==== Input data ====

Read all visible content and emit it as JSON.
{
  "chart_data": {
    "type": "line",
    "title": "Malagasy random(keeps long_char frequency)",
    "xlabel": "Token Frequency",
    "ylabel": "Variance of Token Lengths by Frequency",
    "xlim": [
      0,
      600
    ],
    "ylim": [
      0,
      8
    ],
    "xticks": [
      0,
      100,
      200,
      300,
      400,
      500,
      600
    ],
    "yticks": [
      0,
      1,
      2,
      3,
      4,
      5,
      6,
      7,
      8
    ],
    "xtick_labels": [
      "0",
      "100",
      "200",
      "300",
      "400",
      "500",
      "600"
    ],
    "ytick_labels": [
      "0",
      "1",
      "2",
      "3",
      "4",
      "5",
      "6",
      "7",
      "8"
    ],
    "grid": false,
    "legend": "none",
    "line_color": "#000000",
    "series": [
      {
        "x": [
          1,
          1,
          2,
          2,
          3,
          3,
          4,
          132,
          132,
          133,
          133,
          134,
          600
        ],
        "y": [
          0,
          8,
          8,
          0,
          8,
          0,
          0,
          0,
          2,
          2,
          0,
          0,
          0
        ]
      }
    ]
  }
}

====

▸ **Challenge**:
Transcribe the whole listing exactly.

▸ **Written solution**:
Read all visible content and emit it as JSON.
{
  "chart_data": {
    "type": "line",
    "title": "Malagasy random(keeps long_char frequency)",
    "xlabel": "Token Frequency",
    "ylabel": "Variance of Token Lengths by Frequency",
    "xlim": [
      0,
      600
    ],
    "ylim": [
      0,
      8
    ],
    "xticks": [
      0,
      100,
      200,
      300,
      400,
      500,
      600
    ],
    "yticks": [
      0,
      1,
      2,
      3,
      4,
      5,
      6,
      7,
      8
    ],
    "xtick_labels": [
      "0",
      "100",
      "200",
      "300",
      "400",
      "500",
      "600"
    ],
    "ytick_labels": [
      "0",
      "1",
      "2",
      "3",
      "4",
      "5",
      "6",
      "7",
      "8"
    ],
    "grid": false,
    "legend": "none",
    "line_color": "#000000",
    "series": [
      {
        "x": [
          1,
          1,
          2,
          2,
          3,
          3,
          4,
          132,
          132,
          133,
          133,
          134,
          600
        ],
        "y": [
          0,
          8,
          8,
          0,
          8,
          0,
          0,
          0,
          2,
          2,
          0,
          0,
          0
        ]
      }
    ]
  }
}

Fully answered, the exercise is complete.